Your answer should consist of the lines holding "industry", copied from the material below.
◇ ◇ ◇
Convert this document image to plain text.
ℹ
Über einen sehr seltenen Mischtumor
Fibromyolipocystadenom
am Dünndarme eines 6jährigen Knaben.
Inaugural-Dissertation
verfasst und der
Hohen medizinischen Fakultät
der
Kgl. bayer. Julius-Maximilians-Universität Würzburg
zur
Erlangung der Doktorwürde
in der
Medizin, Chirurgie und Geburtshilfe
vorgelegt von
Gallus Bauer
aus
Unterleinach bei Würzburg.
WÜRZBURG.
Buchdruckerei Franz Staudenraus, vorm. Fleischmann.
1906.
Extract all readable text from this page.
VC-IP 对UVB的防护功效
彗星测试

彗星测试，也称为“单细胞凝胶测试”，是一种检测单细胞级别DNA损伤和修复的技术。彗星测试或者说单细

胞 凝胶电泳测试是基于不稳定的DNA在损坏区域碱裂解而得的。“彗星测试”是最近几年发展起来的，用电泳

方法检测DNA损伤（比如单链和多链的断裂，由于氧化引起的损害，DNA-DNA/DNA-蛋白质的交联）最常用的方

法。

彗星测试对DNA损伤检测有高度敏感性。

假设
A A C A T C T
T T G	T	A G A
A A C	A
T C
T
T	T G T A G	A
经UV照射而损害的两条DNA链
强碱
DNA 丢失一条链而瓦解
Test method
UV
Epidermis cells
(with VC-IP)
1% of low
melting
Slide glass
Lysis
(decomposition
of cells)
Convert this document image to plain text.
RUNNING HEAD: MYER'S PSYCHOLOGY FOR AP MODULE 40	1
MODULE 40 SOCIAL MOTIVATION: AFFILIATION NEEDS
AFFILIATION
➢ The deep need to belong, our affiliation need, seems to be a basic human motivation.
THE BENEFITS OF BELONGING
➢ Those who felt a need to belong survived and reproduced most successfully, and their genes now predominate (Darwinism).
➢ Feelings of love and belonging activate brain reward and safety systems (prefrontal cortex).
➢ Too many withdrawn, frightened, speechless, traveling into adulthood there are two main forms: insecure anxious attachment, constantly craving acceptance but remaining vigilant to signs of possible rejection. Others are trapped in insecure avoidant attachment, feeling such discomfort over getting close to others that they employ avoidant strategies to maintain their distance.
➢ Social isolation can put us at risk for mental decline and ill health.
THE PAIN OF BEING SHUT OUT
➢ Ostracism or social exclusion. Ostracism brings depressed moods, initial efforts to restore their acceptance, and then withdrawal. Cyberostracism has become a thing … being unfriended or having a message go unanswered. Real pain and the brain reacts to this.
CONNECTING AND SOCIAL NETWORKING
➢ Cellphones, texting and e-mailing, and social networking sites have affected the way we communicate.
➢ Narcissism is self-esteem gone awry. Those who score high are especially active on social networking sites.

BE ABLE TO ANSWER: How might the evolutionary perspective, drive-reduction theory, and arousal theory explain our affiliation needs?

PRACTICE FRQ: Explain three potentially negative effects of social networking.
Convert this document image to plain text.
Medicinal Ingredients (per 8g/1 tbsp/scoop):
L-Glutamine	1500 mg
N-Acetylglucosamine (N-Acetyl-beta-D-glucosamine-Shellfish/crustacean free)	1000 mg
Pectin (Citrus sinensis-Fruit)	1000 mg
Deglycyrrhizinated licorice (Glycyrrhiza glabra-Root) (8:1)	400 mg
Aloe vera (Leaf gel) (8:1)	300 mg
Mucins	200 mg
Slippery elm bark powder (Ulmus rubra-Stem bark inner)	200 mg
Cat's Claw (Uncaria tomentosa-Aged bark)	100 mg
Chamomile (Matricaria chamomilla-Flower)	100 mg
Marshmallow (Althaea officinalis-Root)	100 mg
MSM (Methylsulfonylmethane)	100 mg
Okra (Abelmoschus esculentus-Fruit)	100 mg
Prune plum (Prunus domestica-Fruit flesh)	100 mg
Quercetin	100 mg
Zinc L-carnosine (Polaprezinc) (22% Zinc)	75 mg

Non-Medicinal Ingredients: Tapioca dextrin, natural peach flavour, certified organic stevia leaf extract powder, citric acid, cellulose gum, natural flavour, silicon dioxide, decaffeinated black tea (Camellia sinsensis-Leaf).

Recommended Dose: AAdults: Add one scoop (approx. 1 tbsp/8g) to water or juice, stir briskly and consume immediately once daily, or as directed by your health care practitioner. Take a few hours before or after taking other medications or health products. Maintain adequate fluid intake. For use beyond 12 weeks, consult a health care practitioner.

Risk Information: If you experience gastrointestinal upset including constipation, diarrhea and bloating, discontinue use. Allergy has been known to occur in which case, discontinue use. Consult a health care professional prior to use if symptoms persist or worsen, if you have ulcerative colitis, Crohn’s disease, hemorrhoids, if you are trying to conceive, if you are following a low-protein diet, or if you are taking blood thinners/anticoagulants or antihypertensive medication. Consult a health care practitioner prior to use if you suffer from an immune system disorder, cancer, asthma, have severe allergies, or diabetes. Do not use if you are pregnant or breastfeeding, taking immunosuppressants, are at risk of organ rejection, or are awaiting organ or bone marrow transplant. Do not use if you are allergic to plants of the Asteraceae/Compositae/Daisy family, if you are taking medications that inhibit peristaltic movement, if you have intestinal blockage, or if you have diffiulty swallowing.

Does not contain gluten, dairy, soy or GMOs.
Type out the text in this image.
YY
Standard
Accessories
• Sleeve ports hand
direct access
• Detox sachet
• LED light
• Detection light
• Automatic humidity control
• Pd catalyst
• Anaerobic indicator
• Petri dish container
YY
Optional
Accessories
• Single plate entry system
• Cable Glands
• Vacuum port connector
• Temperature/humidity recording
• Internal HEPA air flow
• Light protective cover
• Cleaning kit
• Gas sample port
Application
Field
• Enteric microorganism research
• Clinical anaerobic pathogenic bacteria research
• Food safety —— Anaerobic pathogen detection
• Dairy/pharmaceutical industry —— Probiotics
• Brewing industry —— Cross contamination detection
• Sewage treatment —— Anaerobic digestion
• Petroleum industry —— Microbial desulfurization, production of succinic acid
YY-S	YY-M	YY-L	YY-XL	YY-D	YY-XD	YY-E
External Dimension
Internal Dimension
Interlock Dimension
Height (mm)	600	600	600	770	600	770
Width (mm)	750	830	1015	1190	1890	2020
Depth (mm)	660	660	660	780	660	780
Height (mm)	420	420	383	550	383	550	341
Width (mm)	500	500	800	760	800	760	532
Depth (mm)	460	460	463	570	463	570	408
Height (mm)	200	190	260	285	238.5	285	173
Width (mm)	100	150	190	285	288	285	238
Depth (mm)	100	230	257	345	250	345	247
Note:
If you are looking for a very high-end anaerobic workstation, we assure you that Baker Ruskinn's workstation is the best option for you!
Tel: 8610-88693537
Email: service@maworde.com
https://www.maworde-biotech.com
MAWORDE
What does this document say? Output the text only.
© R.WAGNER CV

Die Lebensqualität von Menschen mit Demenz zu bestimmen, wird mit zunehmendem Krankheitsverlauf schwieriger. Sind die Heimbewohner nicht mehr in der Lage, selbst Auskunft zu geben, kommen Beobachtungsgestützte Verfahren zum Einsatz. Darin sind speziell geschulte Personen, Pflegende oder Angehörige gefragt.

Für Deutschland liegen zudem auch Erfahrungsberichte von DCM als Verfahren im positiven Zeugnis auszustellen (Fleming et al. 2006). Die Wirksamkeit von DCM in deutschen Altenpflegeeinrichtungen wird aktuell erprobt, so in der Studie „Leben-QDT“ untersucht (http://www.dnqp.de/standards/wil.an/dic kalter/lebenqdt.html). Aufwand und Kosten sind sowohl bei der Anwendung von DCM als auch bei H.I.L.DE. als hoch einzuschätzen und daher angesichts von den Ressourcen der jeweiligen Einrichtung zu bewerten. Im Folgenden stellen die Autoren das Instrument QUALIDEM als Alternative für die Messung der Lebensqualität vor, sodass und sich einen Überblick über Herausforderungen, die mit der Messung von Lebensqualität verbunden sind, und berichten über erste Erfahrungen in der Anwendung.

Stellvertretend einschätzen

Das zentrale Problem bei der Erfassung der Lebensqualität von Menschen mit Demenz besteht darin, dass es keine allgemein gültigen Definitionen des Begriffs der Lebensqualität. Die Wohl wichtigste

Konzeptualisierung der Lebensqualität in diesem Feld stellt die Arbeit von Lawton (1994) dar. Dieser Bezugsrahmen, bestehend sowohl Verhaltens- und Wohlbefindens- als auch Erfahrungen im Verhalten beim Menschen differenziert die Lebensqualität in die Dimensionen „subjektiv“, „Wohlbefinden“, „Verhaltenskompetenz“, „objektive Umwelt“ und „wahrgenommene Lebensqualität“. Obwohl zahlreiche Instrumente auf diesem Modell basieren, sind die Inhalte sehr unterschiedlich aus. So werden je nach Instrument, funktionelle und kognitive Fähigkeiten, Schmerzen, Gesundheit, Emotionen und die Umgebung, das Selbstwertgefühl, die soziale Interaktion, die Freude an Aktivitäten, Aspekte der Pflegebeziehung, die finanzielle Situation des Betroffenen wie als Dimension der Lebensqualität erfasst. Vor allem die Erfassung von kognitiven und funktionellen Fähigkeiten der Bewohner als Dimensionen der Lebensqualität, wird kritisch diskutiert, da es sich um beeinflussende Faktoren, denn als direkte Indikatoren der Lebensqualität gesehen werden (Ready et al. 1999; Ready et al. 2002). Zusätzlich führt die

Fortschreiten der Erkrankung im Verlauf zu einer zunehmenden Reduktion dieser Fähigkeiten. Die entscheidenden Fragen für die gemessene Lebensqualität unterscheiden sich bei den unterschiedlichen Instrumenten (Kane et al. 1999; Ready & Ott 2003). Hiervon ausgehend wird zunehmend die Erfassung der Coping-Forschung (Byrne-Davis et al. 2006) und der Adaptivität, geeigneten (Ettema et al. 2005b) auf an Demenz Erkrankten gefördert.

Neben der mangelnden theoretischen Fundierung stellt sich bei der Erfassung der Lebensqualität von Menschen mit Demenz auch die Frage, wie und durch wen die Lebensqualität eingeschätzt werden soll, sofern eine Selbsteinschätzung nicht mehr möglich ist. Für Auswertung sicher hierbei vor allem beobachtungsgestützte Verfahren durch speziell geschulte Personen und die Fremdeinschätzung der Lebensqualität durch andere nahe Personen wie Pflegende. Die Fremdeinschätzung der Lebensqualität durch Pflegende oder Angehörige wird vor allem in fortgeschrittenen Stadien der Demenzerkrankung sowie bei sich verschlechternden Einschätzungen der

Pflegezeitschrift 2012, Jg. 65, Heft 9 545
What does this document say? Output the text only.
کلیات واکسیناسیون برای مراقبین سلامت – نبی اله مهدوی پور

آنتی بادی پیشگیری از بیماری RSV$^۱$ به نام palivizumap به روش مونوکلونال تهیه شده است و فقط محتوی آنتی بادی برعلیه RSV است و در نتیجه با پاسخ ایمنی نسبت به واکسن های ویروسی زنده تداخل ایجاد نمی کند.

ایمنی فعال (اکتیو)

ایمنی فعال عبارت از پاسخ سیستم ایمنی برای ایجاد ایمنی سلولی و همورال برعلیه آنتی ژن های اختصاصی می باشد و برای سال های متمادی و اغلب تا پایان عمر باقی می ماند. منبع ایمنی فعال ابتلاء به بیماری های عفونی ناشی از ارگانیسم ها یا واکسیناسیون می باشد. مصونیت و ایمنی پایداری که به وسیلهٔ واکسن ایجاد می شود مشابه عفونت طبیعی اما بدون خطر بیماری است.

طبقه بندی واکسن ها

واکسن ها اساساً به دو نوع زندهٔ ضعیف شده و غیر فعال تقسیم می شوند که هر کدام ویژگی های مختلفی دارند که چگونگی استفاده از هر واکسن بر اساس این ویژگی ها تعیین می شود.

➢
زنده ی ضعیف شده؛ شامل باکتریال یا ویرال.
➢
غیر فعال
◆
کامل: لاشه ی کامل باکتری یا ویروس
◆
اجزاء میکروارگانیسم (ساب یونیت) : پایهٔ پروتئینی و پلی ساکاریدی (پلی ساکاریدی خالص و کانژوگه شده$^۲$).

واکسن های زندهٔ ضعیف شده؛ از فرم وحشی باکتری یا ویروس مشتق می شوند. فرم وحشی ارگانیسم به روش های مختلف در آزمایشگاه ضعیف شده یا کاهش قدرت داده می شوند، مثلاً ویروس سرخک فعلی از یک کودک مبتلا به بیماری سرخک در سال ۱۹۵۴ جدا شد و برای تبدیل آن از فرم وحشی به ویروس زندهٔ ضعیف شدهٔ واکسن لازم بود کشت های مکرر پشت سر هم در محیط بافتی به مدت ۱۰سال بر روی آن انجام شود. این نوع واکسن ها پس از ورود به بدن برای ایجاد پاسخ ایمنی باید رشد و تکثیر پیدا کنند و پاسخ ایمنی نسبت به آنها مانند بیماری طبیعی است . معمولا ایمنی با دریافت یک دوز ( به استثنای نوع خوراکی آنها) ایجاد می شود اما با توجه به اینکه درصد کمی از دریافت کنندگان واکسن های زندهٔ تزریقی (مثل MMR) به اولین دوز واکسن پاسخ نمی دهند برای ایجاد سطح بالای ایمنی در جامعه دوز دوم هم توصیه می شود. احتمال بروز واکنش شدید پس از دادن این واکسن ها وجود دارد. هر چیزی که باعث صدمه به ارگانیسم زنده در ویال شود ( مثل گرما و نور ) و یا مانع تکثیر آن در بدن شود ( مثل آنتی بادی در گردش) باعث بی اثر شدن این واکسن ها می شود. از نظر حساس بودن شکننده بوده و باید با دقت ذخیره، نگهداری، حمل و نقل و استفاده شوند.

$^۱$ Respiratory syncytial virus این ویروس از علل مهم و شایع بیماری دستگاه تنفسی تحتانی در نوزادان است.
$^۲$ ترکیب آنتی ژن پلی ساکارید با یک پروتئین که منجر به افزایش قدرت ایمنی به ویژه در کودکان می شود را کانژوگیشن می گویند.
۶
◇ ◇ ◇
Response area:
• Dairy/pharmaceutical industry —— Probiotics
• Brewing industry —— Cross contamination detection
• Petroleum industry —— Microbial desulfurization, production of succinic acid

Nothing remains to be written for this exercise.